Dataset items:
★ ★ ★
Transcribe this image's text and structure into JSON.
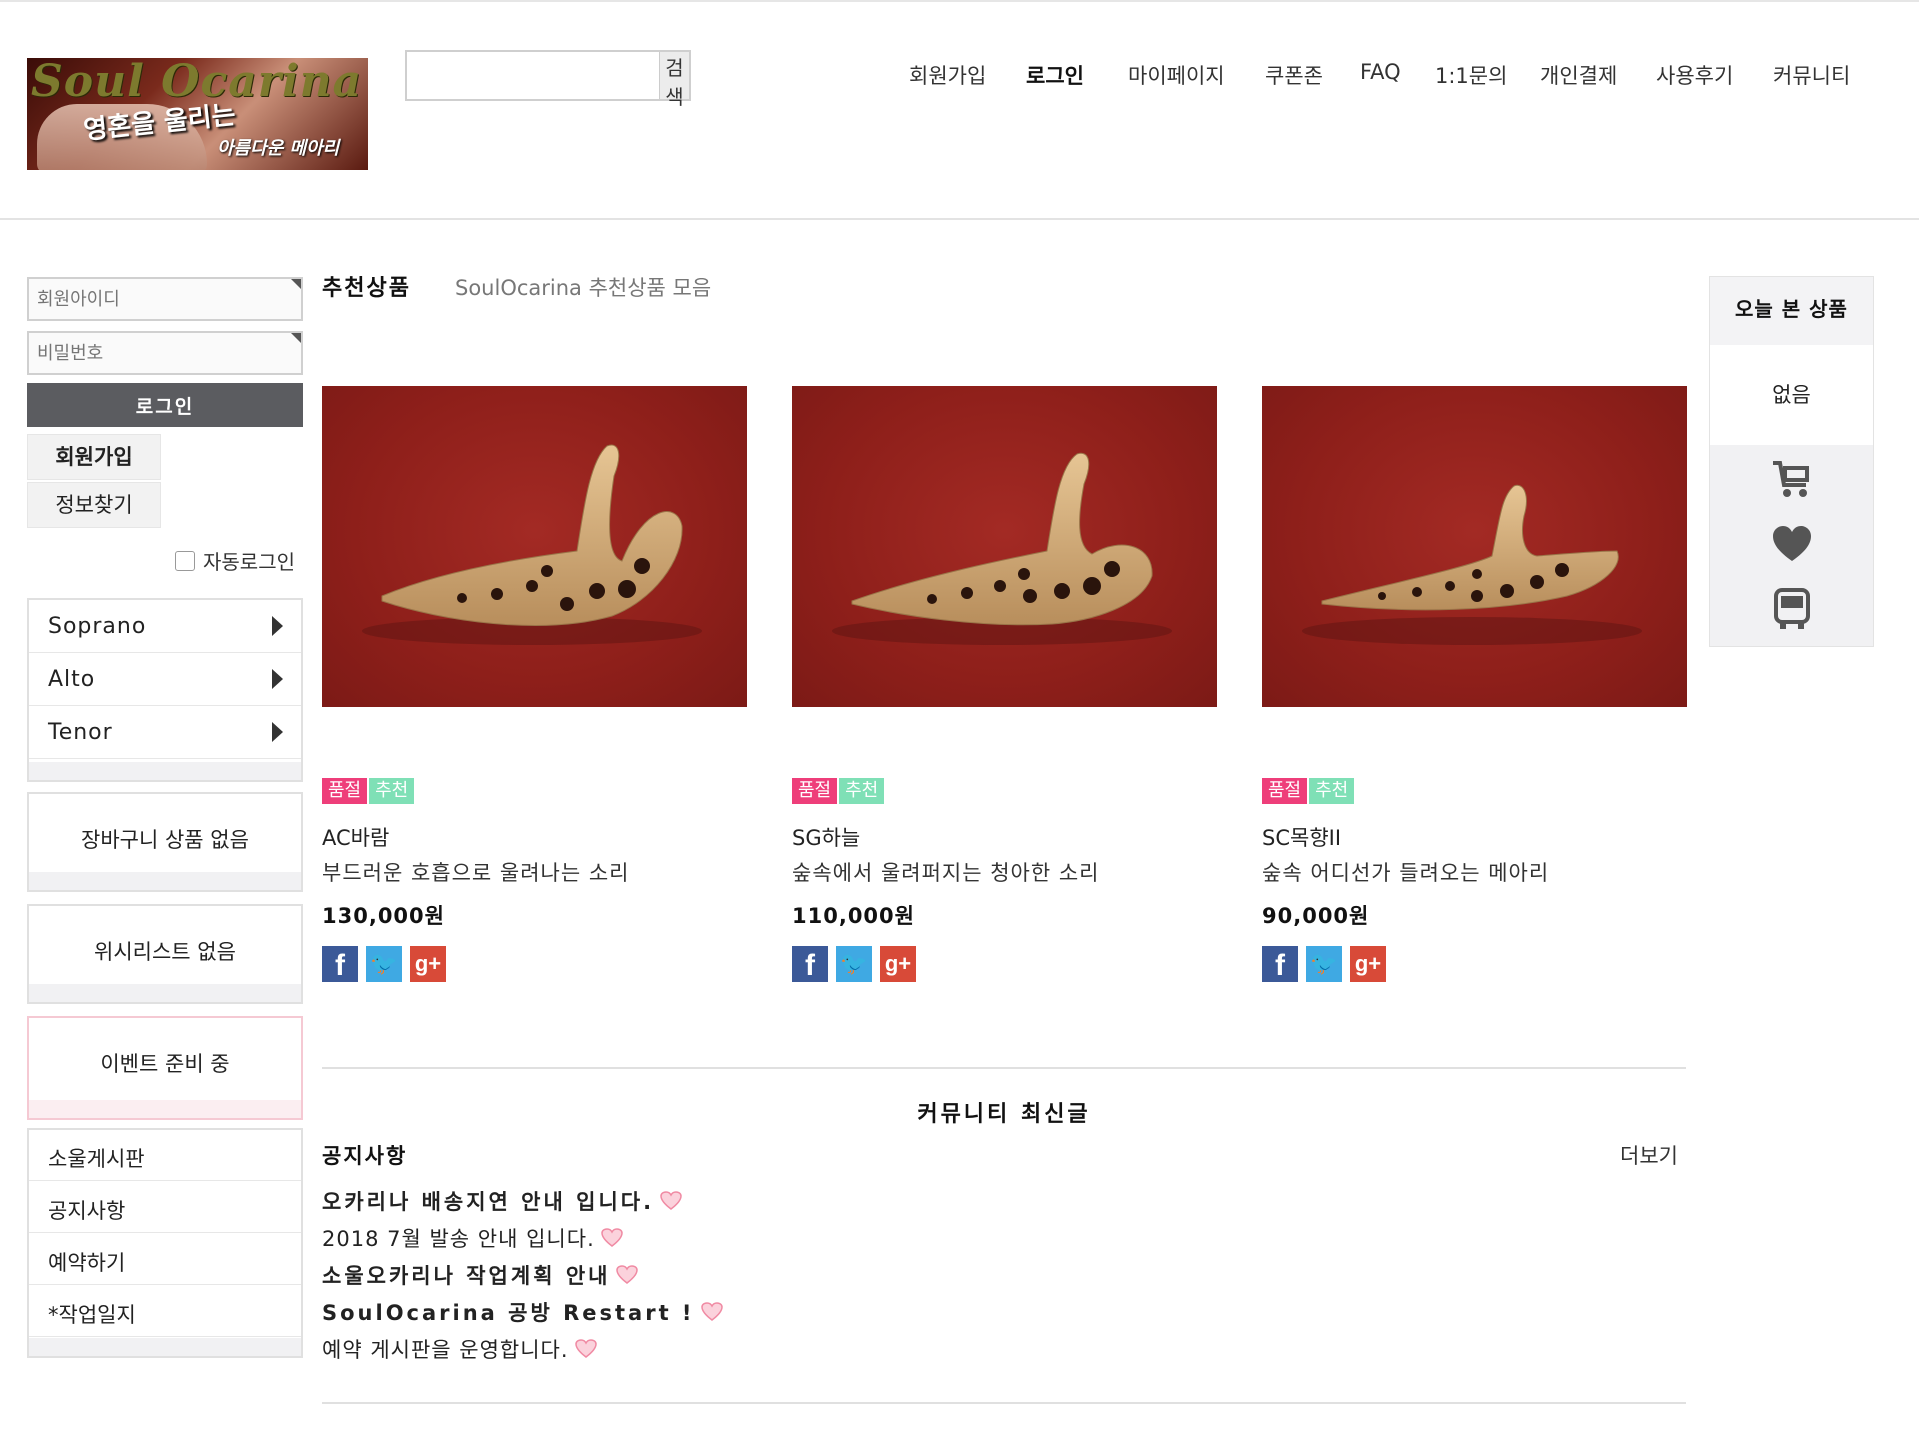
{
  "header": {
    "logo": {
      "brand": "Soul Ocarina",
      "tagline": "영혼을 울리는",
      "tagline2": "아름다운 메아리"
    },
    "search": {
      "value": "",
      "placeholder": "",
      "button_label": "검색"
    },
    "nav": [
      "회원가입",
      "로그인",
      "마이페이지",
      "쿠폰존",
      "FAQ",
      "1:1문의",
      "개인결제",
      "사용후기",
      "커뮤니티"
    ]
  },
  "login": {
    "id_placeholder": "회원아이디",
    "pw_placeholder": "비밀번호",
    "login_button": "로그인",
    "join_button": "회원가입",
    "find_button": "정보찾기",
    "autologin_label": "자동로그인"
  },
  "categories": [
    {
      "label": "Soprano"
    },
    {
      "label": "Alto"
    },
    {
      "label": "Tenor"
    }
  ],
  "cart_text": "장바구니 상품 없음",
  "wishlist_text": "위시리스트 없음",
  "event_text": "이벤트 준비 중",
  "boards": [
    "소울게시판",
    "공지사항",
    "예약하기",
    "*작업일지"
  ],
  "main": {
    "section_title": "추천상품",
    "section_subtitle": "SoulOcarina 추천상품 모음",
    "products": [
      {
        "badges": [
          "품절",
          "추천"
        ],
        "name": "AC바람",
        "desc": "부드러운 호흡으로 울려나는 소리",
        "price": "130,000원"
      },
      {
        "badges": [
          "품절",
          "추천"
        ],
        "name": "SG하늘",
        "desc": "숲속에서 울려퍼지는 청아한 소리",
        "price": "110,000원"
      },
      {
        "badges": [
          "품절",
          "추천"
        ],
        "name": "SC목향II",
        "desc": "숲속 어디선가 들려오는 메아리",
        "price": "90,000원"
      }
    ],
    "community_title": "커뮤니티 최신글",
    "notice_title": "공지사항",
    "more_label": "더보기",
    "posts": [
      {
        "title": "오카리나 배송지연 안내 입니다.",
        "bold": true
      },
      {
        "title": "2018 7월 발송 안내 입니다.",
        "bold": false
      },
      {
        "title": "소울오카리나 작업계획 안내",
        "bold": true
      },
      {
        "title": "SoulOcarina 공방 Restart !",
        "bold": true
      },
      {
        "title": "예약 게시판을 운영합니다.",
        "bold": false
      }
    ]
  },
  "quick": {
    "title": "오늘 본 상품",
    "empty": "없음",
    "icons": [
      "cart-icon",
      "heart-icon",
      "bus-icon"
    ]
  },
  "colors": {
    "sold_badge": "#ee3e7a",
    "rec_badge": "#7fe0b6",
    "login_btn": "#5b5c60",
    "product_bg": "#8e1f1a"
  }
}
★ ★ ★
WHAT NEEDS TO BE DONE:
Reproduce the entries above without change, omitting all pictures.

PROBLEM SOLUTION:
Transcribe this image's text and structure into JSON.
{
  "header": {
    "logo": {
      "brand": "Soul Ocarina",
      "tagline": "영혼을 울리는",
      "tagline2": "아름다운 메아리"
    },
    "search": {
      "value": "",
      "placeholder": "",
      "button_label": "검색"
    },
    "nav": [
      "회원가입",
      "로그인",
      "마이페이지",
      "쿠폰존",
      "FAQ",
      "1:1문의",
      "개인결제",
      "사용후기",
      "커뮤니티"
    ]
  },
  "login": {
    "id_placeholder": "회원아이디",
    "pw_placeholder": "비밀번호",
    "login_button": "로그인",
    "join_button": "회원가입",
    "find_button": "정보찾기",
    "autologin_label": "자동로그인"
  },
  "categories": [
    {
      "label": "Soprano"
    },
    {
      "label": "Alto"
    },
    {
      "label": "Tenor"
    }
  ],
  "cart_text": "장바구니 상품 없음",
  "wishlist_text": "위시리스트 없음",
  "event_text": "이벤트 준비 중",
  "boards": [
    "소울게시판",
    "공지사항",
    "예약하기",
    "*작업일지"
  ],
  "main": {
    "section_title": "추천상품",
    "section_subtitle": "SoulOcarina 추천상품 모음",
    "products": [
      {
        "badges": [
          "품절",
          "추천"
        ],
        "name": "AC바람",
        "desc": "부드러운 호흡으로 울려나는 소리",
        "price": "130,000원"
      },
      {
        "badges": [
          "품절",
          "추천"
        ],
        "name": "SG하늘",
        "desc": "숲속에서 울려퍼지는 청아한 소리",
        "price": "110,000원"
      },
      {
        "badges": [
          "품절",
          "추천"
        ],
        "name": "SC목향II",
        "desc": "숲속 어디선가 들려오는 메아리",
        "price": "90,000원"
      }
    ],
    "community_title": "커뮤니티 최신글",
    "notice_title": "공지사항",
    "more_label": "더보기",
    "posts": [
      {
        "title": "오카리나 배송지연 안내 입니다.",
        "bold": true
      },
      {
        "title": "2018 7월 발송 안내 입니다.",
        "bold": false
      },
      {
        "title": "소울오카리나 작업계획 안내",
        "bold": true
      },
      {
        "title": "SoulOcarina 공방 Restart !",
        "bold": true
      },
      {
        "title": "예약 게시판을 운영합니다.",
        "bold": false
      }
    ]
  },
  "quick": {
    "title": "오늘 본 상품",
    "empty": "없음",
    "icons": [
      "cart-icon",
      "heart-icon",
      "bus-icon"
    ]
  },
  "colors": {
    "sold_badge": "#ee3e7a",
    "rec_badge": "#7fe0b6",
    "login_btn": "#5b5c60",
    "product_bg": "#8e1f1a"
  }
}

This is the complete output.